• [Lines of data]
Start
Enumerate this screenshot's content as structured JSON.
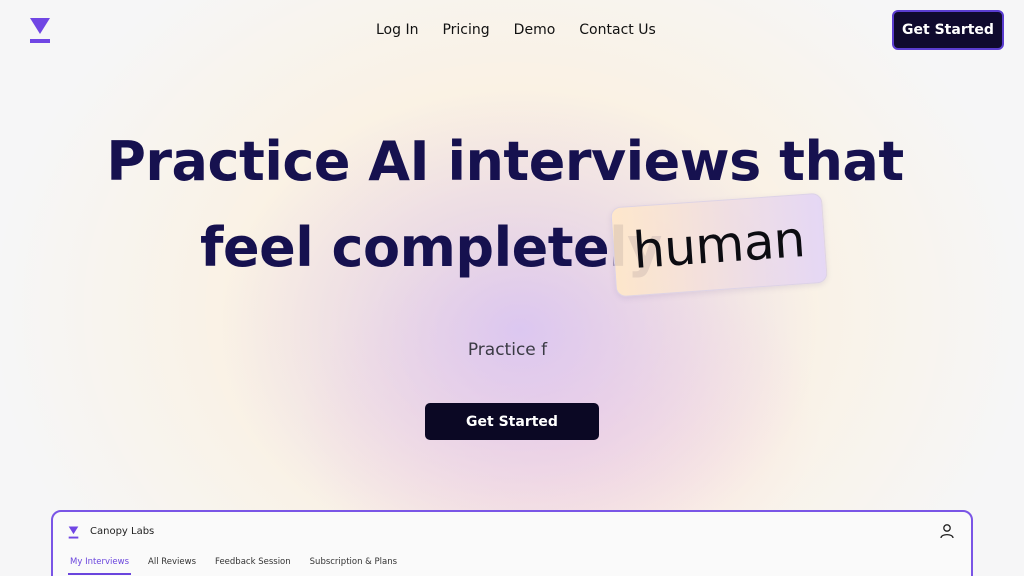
{
  "nav": {
    "logo_icon": "canopy-triangle-logo",
    "links": [
      "Log In",
      "Pricing",
      "Demo",
      "Contact Us"
    ],
    "cta": "Get Started"
  },
  "hero": {
    "line1": "Practice AI interviews that",
    "line2": "feel completely",
    "highlight": "human",
    "subtitle": "Practice f",
    "cta": "Get Started"
  },
  "preview": {
    "app_name": "Canopy Labs",
    "tabs": [
      "My Interviews",
      "All Reviews",
      "Feedback Session",
      "Subscription & Plans"
    ],
    "active_tab": "My Interviews",
    "user_icon": "user-icon"
  },
  "colors": {
    "accent": "#6a45dd",
    "dark": "#0f0a2e",
    "heading": "#16114f"
  }
}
End
• [PROBLEM TO WORK ON] Check every line for "Practice" and show the ones that have it.

• [THE OUTPUT]
    "line1": "Practice AI interviews that",
    "subtitle": "Practice f",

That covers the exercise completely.